Return a copy of each line that holds the string "this".

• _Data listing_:
——————————

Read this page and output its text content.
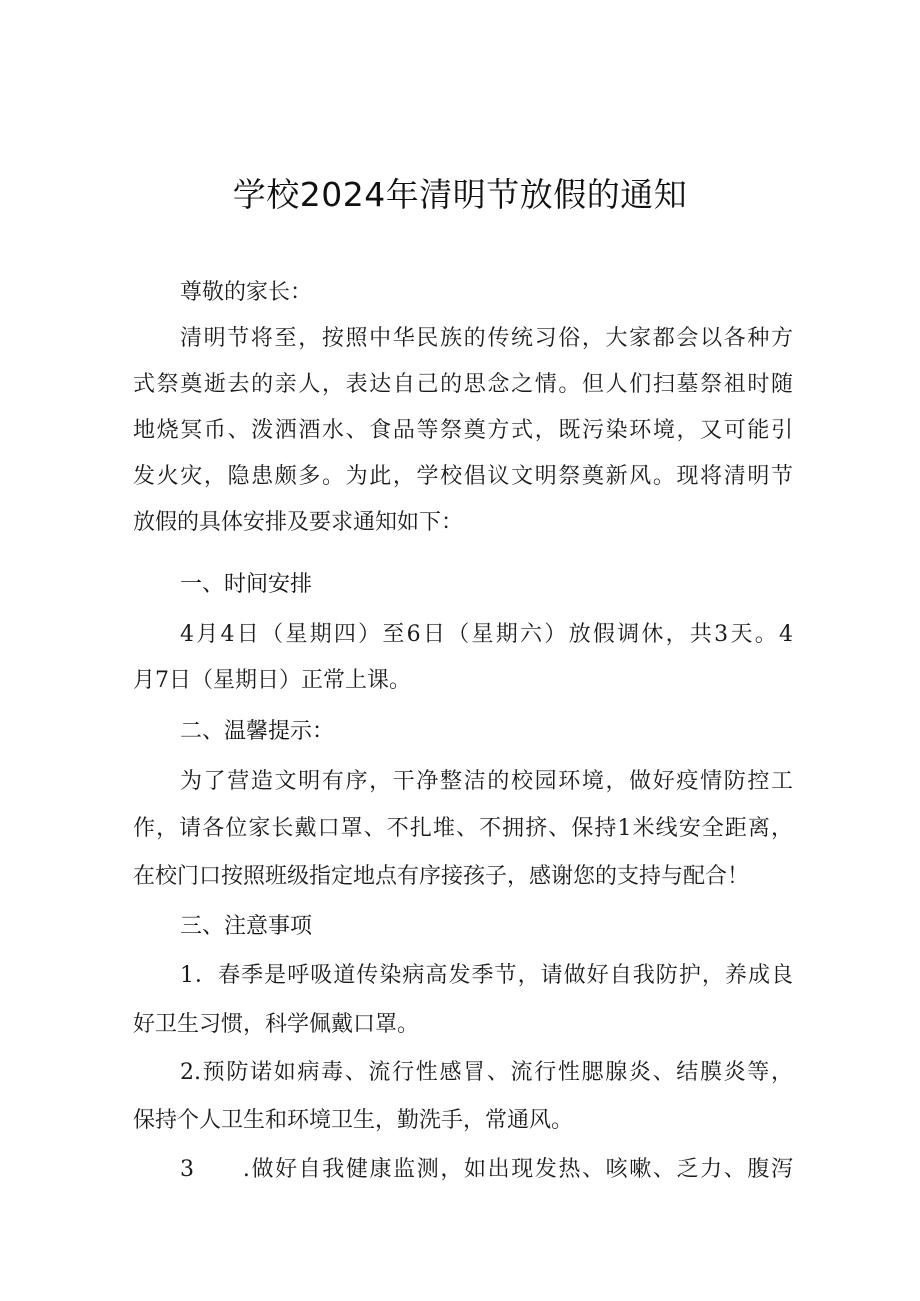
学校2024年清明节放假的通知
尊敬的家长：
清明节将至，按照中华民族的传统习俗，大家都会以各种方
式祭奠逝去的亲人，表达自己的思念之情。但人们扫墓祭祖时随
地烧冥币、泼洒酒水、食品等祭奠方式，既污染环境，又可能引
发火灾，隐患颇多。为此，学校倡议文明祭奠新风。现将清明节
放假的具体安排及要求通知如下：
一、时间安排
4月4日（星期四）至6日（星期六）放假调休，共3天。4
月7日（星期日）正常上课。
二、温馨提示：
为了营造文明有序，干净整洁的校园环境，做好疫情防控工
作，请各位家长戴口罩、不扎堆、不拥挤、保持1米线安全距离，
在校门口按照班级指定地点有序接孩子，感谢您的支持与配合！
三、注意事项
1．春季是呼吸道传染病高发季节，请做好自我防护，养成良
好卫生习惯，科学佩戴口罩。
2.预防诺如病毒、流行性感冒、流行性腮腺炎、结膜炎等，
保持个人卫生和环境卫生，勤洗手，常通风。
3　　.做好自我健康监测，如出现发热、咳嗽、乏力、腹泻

——————————

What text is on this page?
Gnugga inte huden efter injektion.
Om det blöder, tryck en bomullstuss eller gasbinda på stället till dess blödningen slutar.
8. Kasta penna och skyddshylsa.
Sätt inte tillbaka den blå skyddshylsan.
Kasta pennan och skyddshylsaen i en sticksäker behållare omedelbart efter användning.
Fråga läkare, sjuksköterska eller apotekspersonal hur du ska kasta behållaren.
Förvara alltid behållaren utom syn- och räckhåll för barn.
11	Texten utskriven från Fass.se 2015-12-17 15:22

——————————

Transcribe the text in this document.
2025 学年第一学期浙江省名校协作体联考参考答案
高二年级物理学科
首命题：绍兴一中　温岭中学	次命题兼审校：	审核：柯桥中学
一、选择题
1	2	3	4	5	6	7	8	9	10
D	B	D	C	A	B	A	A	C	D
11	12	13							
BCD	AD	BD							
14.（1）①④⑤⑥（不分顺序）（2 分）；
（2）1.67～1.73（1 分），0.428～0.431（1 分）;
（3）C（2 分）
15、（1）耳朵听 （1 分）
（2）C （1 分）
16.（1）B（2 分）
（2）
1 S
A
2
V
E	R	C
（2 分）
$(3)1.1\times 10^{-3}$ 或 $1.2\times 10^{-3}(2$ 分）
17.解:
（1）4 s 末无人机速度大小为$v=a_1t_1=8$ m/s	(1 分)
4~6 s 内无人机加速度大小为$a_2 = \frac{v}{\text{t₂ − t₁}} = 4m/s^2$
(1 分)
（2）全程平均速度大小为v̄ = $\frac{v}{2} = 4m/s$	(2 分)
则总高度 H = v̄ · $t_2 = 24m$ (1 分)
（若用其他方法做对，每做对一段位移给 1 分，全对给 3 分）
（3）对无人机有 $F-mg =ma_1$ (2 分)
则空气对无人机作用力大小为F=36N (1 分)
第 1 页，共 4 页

——————————

• _PROBLEM SOLUTION_:
Read this page and output its text content.
What text is on this page?
Transcribe the text in this document.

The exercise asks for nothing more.